▶ [Dataset excerpts]:
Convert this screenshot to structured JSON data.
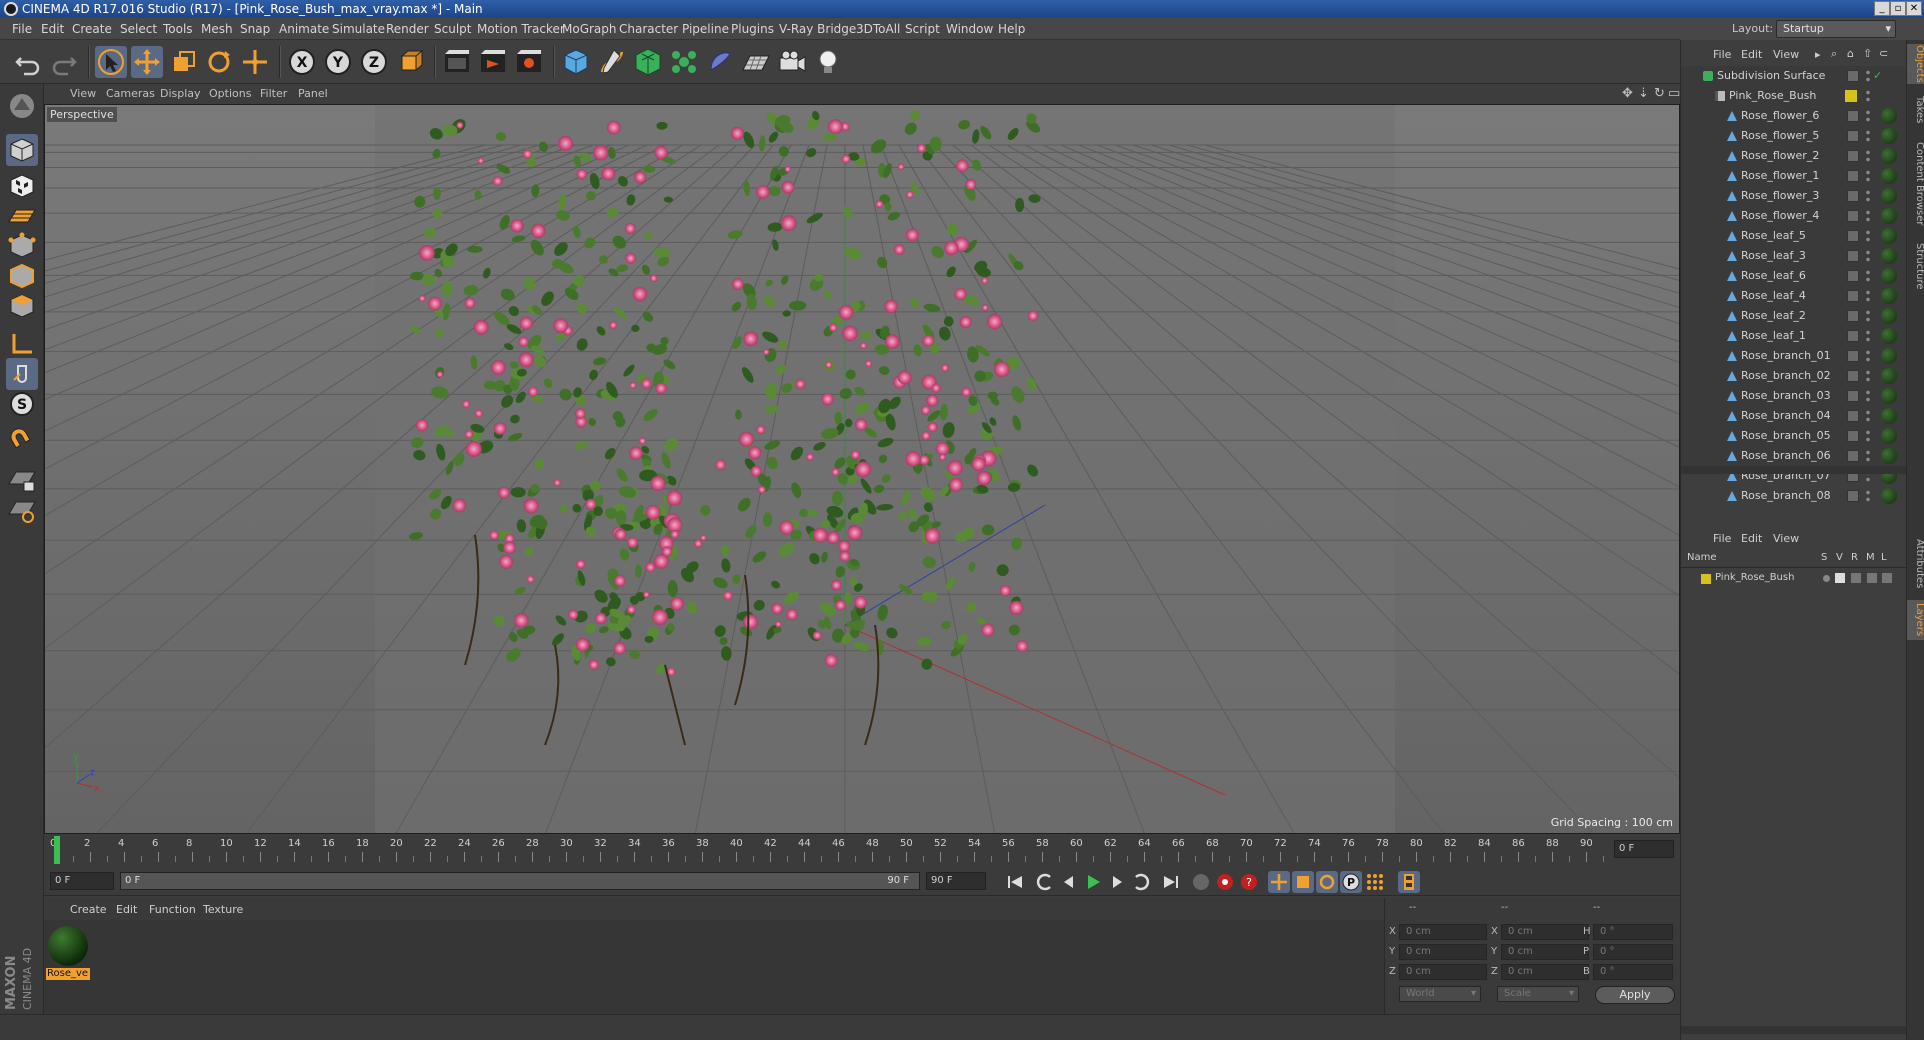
{
  "window": {
    "title": "CINEMA 4D R17.016 Studio (R17) - [Pink_Rose_Bush_max_vray.max *] - Main"
  },
  "menu": [
    "File",
    "Edit",
    "Create",
    "Select",
    "Tools",
    "Mesh",
    "Snap",
    "Animate",
    "Simulate",
    "Render",
    "Sculpt",
    "Motion Tracker",
    "MoGraph",
    "Character",
    "Pipeline",
    "Plugins",
    "V-Ray Bridge",
    "3DToAll",
    "Script",
    "Window",
    "Help"
  ],
  "layout": {
    "label": "Layout:",
    "value": "Startup"
  },
  "viewport": {
    "menu": [
      "View",
      "Cameras",
      "Display",
      "Options",
      "Filter",
      "Panel"
    ],
    "label": "Perspective",
    "grid_spacing": "Grid Spacing : 100 cm"
  },
  "timeline": {
    "ticks": [
      "0",
      "2",
      "4",
      "6",
      "8",
      "10",
      "12",
      "14",
      "16",
      "18",
      "20",
      "22",
      "24",
      "26",
      "28",
      "30",
      "32",
      "34",
      "36",
      "38",
      "40",
      "42",
      "44",
      "46",
      "48",
      "50",
      "52",
      "54",
      "56",
      "58",
      "60",
      "62",
      "64",
      "66",
      "68",
      "70",
      "72",
      "74",
      "76",
      "78",
      "80",
      "82",
      "84",
      "86",
      "88",
      "90"
    ],
    "current_frame": "0 F",
    "start_field": "0 F",
    "range_start": "0 F",
    "range_end": "90 F",
    "end_field": "90 F"
  },
  "material_manager": {
    "menu": [
      "Create",
      "Edit",
      "Function",
      "Texture"
    ],
    "materials": [
      {
        "name": "Rose_ve"
      }
    ]
  },
  "coordinates": {
    "headers": [
      "--",
      "--",
      "--"
    ],
    "rows": [
      {
        "a": "X",
        "a_val": "0 cm",
        "b": "X",
        "b_val": "0 cm",
        "c": "H",
        "c_val": "0 °"
      },
      {
        "a": "Y",
        "a_val": "0 cm",
        "b": "Y",
        "b_val": "0 cm",
        "c": "P",
        "c_val": "0 °"
      },
      {
        "a": "Z",
        "a_val": "0 cm",
        "b": "Z",
        "b_val": "0 cm",
        "c": "B",
        "c_val": "0 °"
      }
    ],
    "world": "World",
    "scale": "Scale",
    "apply": "Apply"
  },
  "object_manager": {
    "menu": [
      "File",
      "Edit",
      "View"
    ],
    "objects": [
      {
        "name": "Subdivision Surface",
        "indent": 0
      },
      {
        "name": "Pink_Rose_Bush",
        "indent": 1
      },
      {
        "name": "Rose_flower_6",
        "indent": 2
      },
      {
        "name": "Rose_flower_5",
        "indent": 2
      },
      {
        "name": "Rose_flower_2",
        "indent": 2
      },
      {
        "name": "Rose_flower_1",
        "indent": 2
      },
      {
        "name": "Rose_flower_3",
        "indent": 2
      },
      {
        "name": "Rose_flower_4",
        "indent": 2
      },
      {
        "name": "Rose_leaf_5",
        "indent": 2
      },
      {
        "name": "Rose_leaf_3",
        "indent": 2
      },
      {
        "name": "Rose_leaf_6",
        "indent": 2
      },
      {
        "name": "Rose_leaf_4",
        "indent": 2
      },
      {
        "name": "Rose_leaf_2",
        "indent": 2
      },
      {
        "name": "Rose_leaf_1",
        "indent": 2
      },
      {
        "name": "Rose_branch_01",
        "indent": 2
      },
      {
        "name": "Rose_branch_02",
        "indent": 2
      },
      {
        "name": "Rose_branch_03",
        "indent": 2
      },
      {
        "name": "Rose_branch_04",
        "indent": 2
      },
      {
        "name": "Rose_branch_05",
        "indent": 2
      },
      {
        "name": "Rose_branch_06",
        "indent": 2
      },
      {
        "name": "Rose_branch_07",
        "indent": 2
      },
      {
        "name": "Rose_branch_08",
        "indent": 2
      }
    ]
  },
  "layer_manager": {
    "menu": [
      "File",
      "Edit",
      "View"
    ],
    "columns": {
      "name": "Name",
      "flags": [
        "S",
        "V",
        "R",
        "M",
        "L"
      ]
    },
    "layers": [
      {
        "name": "Pink_Rose_Bush"
      }
    ]
  },
  "side_tabs": [
    "Objects",
    "Takes",
    "Content Browser",
    "Structure",
    "Attributes",
    "Layers"
  ],
  "branding": [
    "MAXON",
    "CINEMA 4D"
  ],
  "colors": {
    "accent": "#f0a030",
    "flower": "#d65a8a",
    "foliage": "#4a7a2e",
    "layer": "#d8c020"
  }
}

▶ [Problem to work on]: Please write out all the data again word for word, but not the pictures.

▶ [The answer]:
Convert this screenshot to structured JSON data.
{
  "window": {
    "title": "CINEMA 4D R17.016 Studio (R17) - [Pink_Rose_Bush_max_vray.max *] - Main"
  },
  "menu": [
    "File",
    "Edit",
    "Create",
    "Select",
    "Tools",
    "Mesh",
    "Snap",
    "Animate",
    "Simulate",
    "Render",
    "Sculpt",
    "Motion Tracker",
    "MoGraph",
    "Character",
    "Pipeline",
    "Plugins",
    "V-Ray Bridge",
    "3DToAll",
    "Script",
    "Window",
    "Help"
  ],
  "layout": {
    "label": "Layout:",
    "value": "Startup"
  },
  "viewport": {
    "menu": [
      "View",
      "Cameras",
      "Display",
      "Options",
      "Filter",
      "Panel"
    ],
    "label": "Perspective",
    "grid_spacing": "Grid Spacing : 100 cm"
  },
  "timeline": {
    "ticks": [
      "0",
      "2",
      "4",
      "6",
      "8",
      "10",
      "12",
      "14",
      "16",
      "18",
      "20",
      "22",
      "24",
      "26",
      "28",
      "30",
      "32",
      "34",
      "36",
      "38",
      "40",
      "42",
      "44",
      "46",
      "48",
      "50",
      "52",
      "54",
      "56",
      "58",
      "60",
      "62",
      "64",
      "66",
      "68",
      "70",
      "72",
      "74",
      "76",
      "78",
      "80",
      "82",
      "84",
      "86",
      "88",
      "90"
    ],
    "current_frame": "0 F",
    "start_field": "0 F",
    "range_start": "0 F",
    "range_end": "90 F",
    "end_field": "90 F"
  },
  "material_manager": {
    "menu": [
      "Create",
      "Edit",
      "Function",
      "Texture"
    ],
    "materials": [
      {
        "name": "Rose_ve"
      }
    ]
  },
  "coordinates": {
    "headers": [
      "--",
      "--",
      "--"
    ],
    "rows": [
      {
        "a": "X",
        "a_val": "0 cm",
        "b": "X",
        "b_val": "0 cm",
        "c": "H",
        "c_val": "0 °"
      },
      {
        "a": "Y",
        "a_val": "0 cm",
        "b": "Y",
        "b_val": "0 cm",
        "c": "P",
        "c_val": "0 °"
      },
      {
        "a": "Z",
        "a_val": "0 cm",
        "b": "Z",
        "b_val": "0 cm",
        "c": "B",
        "c_val": "0 °"
      }
    ],
    "world": "World",
    "scale": "Scale",
    "apply": "Apply"
  },
  "object_manager": {
    "menu": [
      "File",
      "Edit",
      "View"
    ],
    "objects": [
      {
        "name": "Subdivision Surface",
        "indent": 0
      },
      {
        "name": "Pink_Rose_Bush",
        "indent": 1
      },
      {
        "name": "Rose_flower_6",
        "indent": 2
      },
      {
        "name": "Rose_flower_5",
        "indent": 2
      },
      {
        "name": "Rose_flower_2",
        "indent": 2
      },
      {
        "name": "Rose_flower_1",
        "indent": 2
      },
      {
        "name": "Rose_flower_3",
        "indent": 2
      },
      {
        "name": "Rose_flower_4",
        "indent": 2
      },
      {
        "name": "Rose_leaf_5",
        "indent": 2
      },
      {
        "name": "Rose_leaf_3",
        "indent": 2
      },
      {
        "name": "Rose_leaf_6",
        "indent": 2
      },
      {
        "name": "Rose_leaf_4",
        "indent": 2
      },
      {
        "name": "Rose_leaf_2",
        "indent": 2
      },
      {
        "name": "Rose_leaf_1",
        "indent": 2
      },
      {
        "name": "Rose_branch_01",
        "indent": 2
      },
      {
        "name": "Rose_branch_02",
        "indent": 2
      },
      {
        "name": "Rose_branch_03",
        "indent": 2
      },
      {
        "name": "Rose_branch_04",
        "indent": 2
      },
      {
        "name": "Rose_branch_05",
        "indent": 2
      },
      {
        "name": "Rose_branch_06",
        "indent": 2
      },
      {
        "name": "Rose_branch_07",
        "indent": 2
      },
      {
        "name": "Rose_branch_08",
        "indent": 2
      }
    ]
  },
  "layer_manager": {
    "menu": [
      "File",
      "Edit",
      "View"
    ],
    "columns": {
      "name": "Name",
      "flags": [
        "S",
        "V",
        "R",
        "M",
        "L"
      ]
    },
    "layers": [
      {
        "name": "Pink_Rose_Bush"
      }
    ]
  },
  "side_tabs": [
    "Objects",
    "Takes",
    "Content Browser",
    "Structure",
    "Attributes",
    "Layers"
  ],
  "branding": [
    "MAXON",
    "CINEMA 4D"
  ],
  "colors": {
    "accent": "#f0a030",
    "flower": "#d65a8a",
    "foliage": "#4a7a2e",
    "layer": "#d8c020"
  }
}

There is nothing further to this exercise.